— Begin —
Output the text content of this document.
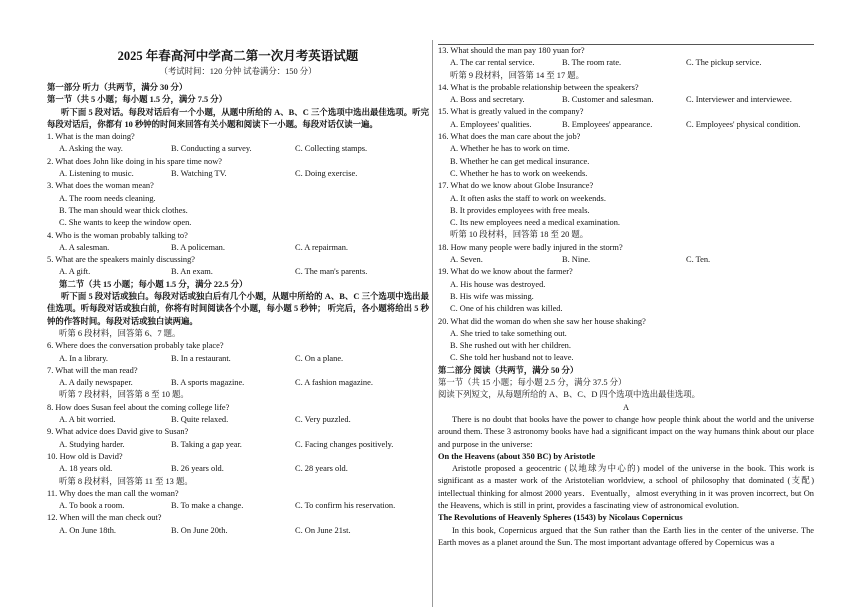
2025 年春高河中学高二第一次月考英语试题
（考试时间：120 分钟 试卷满分：150 分）
第一部分 听力（共两节，满分 30 分）
第一节（共 5 小题；每小题 1.5 分，满分 7.5 分）
听下面 5 段对话。每段对话后有一个小题，从题中所给的 A、B、C 三个选项中选出最佳选项。听完每段对话后，你都有 10 秒钟的时间来回答有关小题和阅读下一小题。每段对话仅读一遍。
1. What is the man doing?
A. Asking the way.	B. Conducting a survey.	C. Collecting stamps.
2. What does John like doing in his spare time now?
A. Listening to music.	B. Watching TV.	C. Doing exercise.
3. What does the woman mean?
A. The room needs cleaning.
B. The man should wear thick clothes.
C. She wants to keep the window open.
4. Who is the woman probably talking to?
A. A salesman.	B. A policeman.	C. A repairman.
5. What are the speakers mainly discussing?
A. A gift.	B. An exam.	C. The man's parents.
第二节（共 15 小题；每小题 1.5 分，满分 22.5 分）
听下面 5 段对话或独白。每段对话或独白后有几个小题，从题中所给的 A、B、C 三个选项中选出最佳选项。听每段对话或独白前，你将有时间阅读各个小题，每小题 5 秒钟； 听完后，各小题将给出 5 秒钟的作答时间。每段对话或独白读两遍。
听第 6 段材料，回答第 6、7 题。
6. Where does the conversation probably take place?
A. In a library.	B. In a restaurant.	C. On a plane.
7. What will the man read?
A. A daily newspaper.	B. A sports magazine.	C. A fashion magazine.
听第 7 段材料，回答第 8 至 10 题。
8. How does Susan feel about the coming college life?
A. A bit worried.	B. Quite relaxed.	C. Very puzzled.
9. What advice does David give to Susan?
A. Studying harder.	B. Taking a gap year.	C. Facing changes positively.
10. How old is David?
A. 18 years old.	B. 26 years old.	C. 28 years old.
听第 8 段材料，回答第 11 至 13 题。
11. Why does the man call the woman?
A. To book a room.	B. To make a change.	C. To confirm his reservation.
12. When will the man check out?
A. On June 18th.	B. On June 20th.	C. On June 21st.
13. What should the man pay 180 yuan for?
A. The car rental service.	B. The room rate.	C. The pickup service.
听第 9 段材料，回答第 14 至 17 题。
14. What is the probable relationship between the speakers?
A. Boss and secretary.	B. Customer and salesman.	C. Interviewer and interviewee.
15. What is greatly valued in the company?
A. Employees' qualities.	B. Employees' appearance.	C. Employees' physical condition.
16. What does the man care about the job?
A. Whether he has to work on time.
B. Whether he can get medical insurance.
C. Whether he has to work on weekends.
17. What do we know about Globe Insurance?
A. It often asks the staff to work on weekends.
B. It provides employees with free meals.
C. Its new employees need a medical examination.
听第 10 段材料，回答第 18 至 20 题。
18. How many people were badly injured in the storm?
A. Seven.	B. Nine.	C. Ten.
19. What do we know about the farmer?
A. His house was destroyed.
B. His wife was missing.
C. One of his children was killed.
20. What did the woman do when she saw her house shaking?
A. She tried to take something out.
B. She rushed out with her children.
C. She told her husband not to leave.
第二部分 阅读（共两节，满分 50 分）
第一节（共 15 小题；每小题 2.5 分，满分 37.5 分）
阅读下列短文，从每题所给的 A、B、C、D 四个选项中选出最佳选项。
A
There is no doubt that books have the power to change how people think about the world and the universe around them. These 3 astronomy books have had a significant impact on the way humans think about our place and purpose in the universe:
On the Heavens (about 350 BC) by Aristotle
Aristotle proposed a geocentric (以地球为中心的) model of the universe in the book. This work is significant as a master work of the Aristotelian worldview, a school of philosophy that dominated (支配) intellectual thinking for almost 2000 years．Eventually，almost everything in it was proven incorrect, but On the Heavens, which is still in print, provides a fascinating view of astronomical evolution.
The Revolutions of Heavenly Spheres (1543) by Nicolaus Copernicus
In this book, Copernicus argued that the Sun rather than the Earth lies in the center of the universe. The Earth moves as a planet around the Sun. The most important advantage offered by Copernicus was a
— End —
PROBLEM TO WORK ON – Omitting all images, print the listing exactly.

TASK SOLUTION –
Output the text content of this document.
2025 年春高河中学高二第一次月考英语试题
（考试时间：120 分钟 试卷满分：150 分）
第一部分 听力（共两节，满分 30 分）
第一节（共 5 小题；每小题 1.5 分，满分 7.5 分）
听下面 5 段对话。每段对话后有一个小题，从题中所给的 A、B、C 三个选项中选出最佳选项。听完每段对话后，你都有 10 秒钟的时间来回答有关小题和阅读下一小题。每段对话仅读一遍。
1. What is the man doing?
A. Asking the way.	B. Conducting a survey.	C. Collecting stamps.
2. What does John like doing in his spare time now?
A. Listening to music.	B. Watching TV.	C. Doing exercise.
3. What does the woman mean?
A. The room needs cleaning.
B. The man should wear thick clothes.
C. She wants to keep the window open.
4. Who is the woman probably talking to?
A. A salesman.	B. A policeman.	C. A repairman.
5. What are the speakers mainly discussing?
A. A gift.	B. An exam.	C. The man's parents.
第二节（共 15 小题；每小题 1.5 分，满分 22.5 分）
听下面 5 段对话或独白。每段对话或独白后有几个小题，从题中所给的 A、B、C 三个选项中选出最佳选项。听每段对话或独白前，你将有时间阅读各个小题，每小题 5 秒钟； 听完后，各小题将给出 5 秒钟的作答时间。每段对话或独白读两遍。
听第 6 段材料，回答第 6、7 题。
6. Where does the conversation probably take place?
A. In a library.	B. In a restaurant.	C. On a plane.
7. What will the man read?
A. A daily newspaper.	B. A sports magazine.	C. A fashion magazine.
听第 7 段材料，回答第 8 至 10 题。
8. How does Susan feel about the coming college life?
A. A bit worried.	B. Quite relaxed.	C. Very puzzled.
9. What advice does David give to Susan?
A. Studying harder.	B. Taking a gap year.	C. Facing changes positively.
10. How old is David?
A. 18 years old.	B. 26 years old.	C. 28 years old.
听第 8 段材料，回答第 11 至 13 题。
11. Why does the man call the woman?
A. To book a room.	B. To make a change.	C. To confirm his reservation.
12. When will the man check out?
A. On June 18th.	B. On June 20th.	C. On June 21st.
13. What should the man pay 180 yuan for?
A. The car rental service.	B. The room rate.	C. The pickup service.
听第 9 段材料，回答第 14 至 17 题。
14. What is the probable relationship between the speakers?
A. Boss and secretary.	B. Customer and salesman.	C. Interviewer and interviewee.
15. What is greatly valued in the company?
A. Employees' qualities.	B. Employees' appearance.	C. Employees' physical condition.
16. What does the man care about the job?
A. Whether he has to work on time.
B. Whether he can get medical insurance.
C. Whether he has to work on weekends.
17. What do we know about Globe Insurance?
A. It often asks the staff to work on weekends.
B. It provides employees with free meals.
C. Its new employees need a medical examination.
听第 10 段材料，回答第 18 至 20 题。
18. How many people were badly injured in the storm?
A. Seven.	B. Nine.	C. Ten.
19. What do we know about the farmer?
A. His house was destroyed.
B. His wife was missing.
C. One of his children was killed.
20. What did the woman do when she saw her house shaking?
A. She tried to take something out.
B. She rushed out with her children.
C. She told her husband not to leave.
第二部分 阅读（共两节，满分 50 分）
第一节（共 15 小题；每小题 2.5 分，满分 37.5 分）
阅读下列短文，从每题所给的 A、B、C、D 四个选项中选出最佳选项。
A
There is no doubt that books have the power to change how people think about the world and the universe around them. These 3 astronomy books have had a significant impact on the way humans think about our place and purpose in the universe:
On the Heavens (about 350 BC) by Aristotle
Aristotle proposed a geocentric (以地球为中心的) model of the universe in the book. This work is significant as a master work of the Aristotelian worldview, a school of philosophy that dominated (支配) intellectual thinking for almost 2000 years．Eventually，almost everything in it was proven incorrect, but On the Heavens, which is still in print, provides a fascinating view of astronomical evolution.
The Revolutions of Heavenly Spheres (1543) by Nicolaus Copernicus
In this book, Copernicus argued that the Sun rather than the Earth lies in the center of the universe. The Earth moves as a planet around the Sun. The most important advantage offered by Copernicus was a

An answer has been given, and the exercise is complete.